START RECORDED DATA

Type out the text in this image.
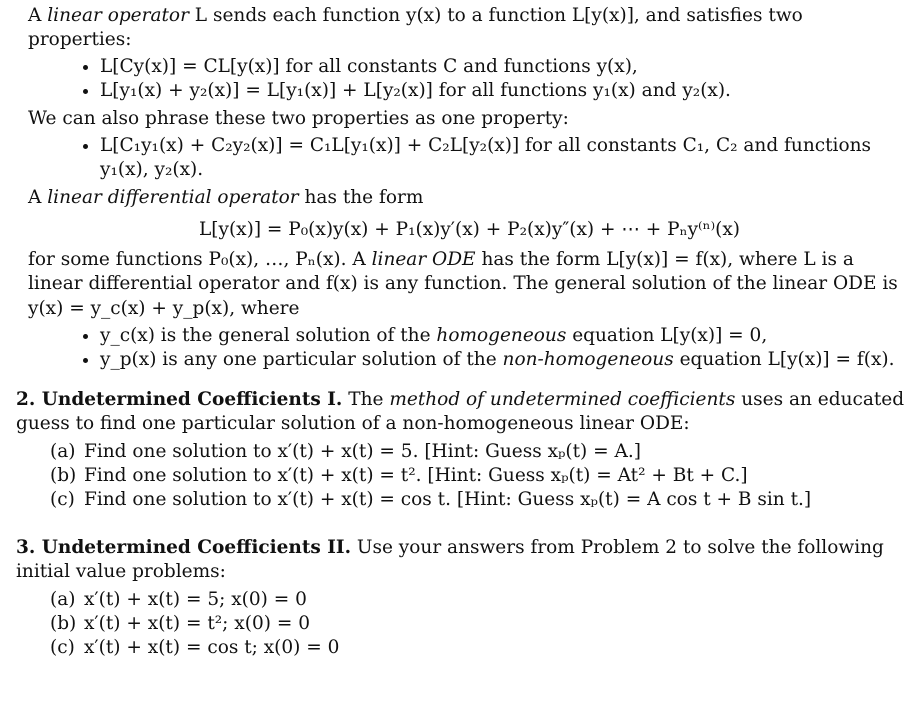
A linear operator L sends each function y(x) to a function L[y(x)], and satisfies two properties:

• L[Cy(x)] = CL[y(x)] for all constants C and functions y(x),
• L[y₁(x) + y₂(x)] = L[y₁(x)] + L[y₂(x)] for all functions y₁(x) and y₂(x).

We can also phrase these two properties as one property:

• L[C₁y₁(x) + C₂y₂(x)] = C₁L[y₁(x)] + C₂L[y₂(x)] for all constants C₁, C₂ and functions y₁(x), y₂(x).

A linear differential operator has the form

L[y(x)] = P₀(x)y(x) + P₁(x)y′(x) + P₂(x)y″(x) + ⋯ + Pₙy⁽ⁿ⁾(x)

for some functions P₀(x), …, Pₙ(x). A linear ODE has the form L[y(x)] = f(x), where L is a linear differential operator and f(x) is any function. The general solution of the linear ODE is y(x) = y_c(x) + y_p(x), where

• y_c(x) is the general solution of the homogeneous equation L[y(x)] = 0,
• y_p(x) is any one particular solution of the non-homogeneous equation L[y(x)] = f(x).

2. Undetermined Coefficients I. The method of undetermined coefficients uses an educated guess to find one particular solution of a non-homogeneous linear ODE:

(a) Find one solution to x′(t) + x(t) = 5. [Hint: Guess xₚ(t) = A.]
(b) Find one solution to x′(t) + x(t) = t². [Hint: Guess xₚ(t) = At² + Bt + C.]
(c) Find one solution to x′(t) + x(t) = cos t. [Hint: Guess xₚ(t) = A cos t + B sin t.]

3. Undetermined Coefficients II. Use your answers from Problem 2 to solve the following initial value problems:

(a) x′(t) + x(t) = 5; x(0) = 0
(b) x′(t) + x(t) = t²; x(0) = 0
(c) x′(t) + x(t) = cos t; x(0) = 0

END RECORDED DATA
START RECORDED DATA

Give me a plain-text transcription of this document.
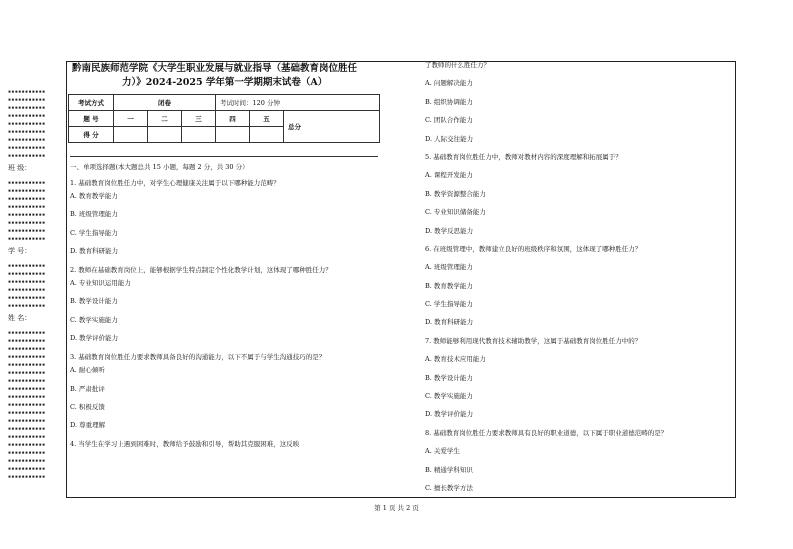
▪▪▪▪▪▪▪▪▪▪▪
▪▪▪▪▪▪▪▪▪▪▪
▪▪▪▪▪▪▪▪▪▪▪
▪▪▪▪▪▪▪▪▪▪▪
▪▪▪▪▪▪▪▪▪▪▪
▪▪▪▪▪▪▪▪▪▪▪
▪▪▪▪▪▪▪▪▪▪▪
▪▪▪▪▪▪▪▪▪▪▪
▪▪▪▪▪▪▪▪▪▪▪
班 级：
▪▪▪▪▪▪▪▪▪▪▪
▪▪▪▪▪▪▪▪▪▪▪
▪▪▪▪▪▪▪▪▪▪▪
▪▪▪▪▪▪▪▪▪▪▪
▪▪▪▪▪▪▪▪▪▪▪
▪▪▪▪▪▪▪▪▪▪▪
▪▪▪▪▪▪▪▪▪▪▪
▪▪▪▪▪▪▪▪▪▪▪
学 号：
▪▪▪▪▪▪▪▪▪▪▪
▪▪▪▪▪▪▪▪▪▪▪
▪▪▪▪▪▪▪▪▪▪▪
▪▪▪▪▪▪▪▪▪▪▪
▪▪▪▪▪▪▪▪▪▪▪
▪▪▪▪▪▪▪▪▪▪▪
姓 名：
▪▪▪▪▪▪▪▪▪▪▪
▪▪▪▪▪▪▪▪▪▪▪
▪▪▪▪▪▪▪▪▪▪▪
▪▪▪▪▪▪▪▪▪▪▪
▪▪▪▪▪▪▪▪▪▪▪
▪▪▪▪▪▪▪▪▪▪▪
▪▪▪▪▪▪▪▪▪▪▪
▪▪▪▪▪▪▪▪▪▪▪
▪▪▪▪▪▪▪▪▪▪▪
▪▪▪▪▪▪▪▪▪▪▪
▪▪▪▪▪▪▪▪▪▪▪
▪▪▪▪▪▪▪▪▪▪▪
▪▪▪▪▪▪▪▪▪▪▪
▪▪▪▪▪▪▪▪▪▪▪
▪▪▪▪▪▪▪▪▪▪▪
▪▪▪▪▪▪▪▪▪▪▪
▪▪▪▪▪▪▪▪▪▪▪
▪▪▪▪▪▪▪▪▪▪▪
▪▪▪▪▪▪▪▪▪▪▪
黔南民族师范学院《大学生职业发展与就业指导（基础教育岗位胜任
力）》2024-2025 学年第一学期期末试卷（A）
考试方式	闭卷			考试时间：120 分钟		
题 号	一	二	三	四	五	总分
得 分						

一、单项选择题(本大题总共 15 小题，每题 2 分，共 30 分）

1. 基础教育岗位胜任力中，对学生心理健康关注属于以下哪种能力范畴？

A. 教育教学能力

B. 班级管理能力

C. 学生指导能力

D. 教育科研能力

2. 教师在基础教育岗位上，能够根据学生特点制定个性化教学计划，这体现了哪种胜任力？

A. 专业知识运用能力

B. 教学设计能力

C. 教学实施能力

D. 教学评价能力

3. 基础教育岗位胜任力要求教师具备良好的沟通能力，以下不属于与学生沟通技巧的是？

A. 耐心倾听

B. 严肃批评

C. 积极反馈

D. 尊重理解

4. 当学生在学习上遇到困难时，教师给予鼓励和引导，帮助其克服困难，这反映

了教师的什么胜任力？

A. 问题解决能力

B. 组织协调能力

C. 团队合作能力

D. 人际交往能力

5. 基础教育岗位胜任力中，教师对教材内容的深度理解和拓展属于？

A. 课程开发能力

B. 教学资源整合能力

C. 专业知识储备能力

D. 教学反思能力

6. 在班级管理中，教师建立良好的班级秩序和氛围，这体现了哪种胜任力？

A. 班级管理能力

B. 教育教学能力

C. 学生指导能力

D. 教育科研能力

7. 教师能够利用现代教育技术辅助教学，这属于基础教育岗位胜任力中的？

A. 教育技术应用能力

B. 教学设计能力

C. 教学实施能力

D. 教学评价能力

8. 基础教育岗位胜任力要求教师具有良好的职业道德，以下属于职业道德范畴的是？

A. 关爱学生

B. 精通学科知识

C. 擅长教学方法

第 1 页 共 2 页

END RECORDED DATA

[WHAT THE EXERCISE ASKS]
Using the records above, say how many lines include the string "properties". Only the number is wanted.

[REPLY TO THE TASK]
2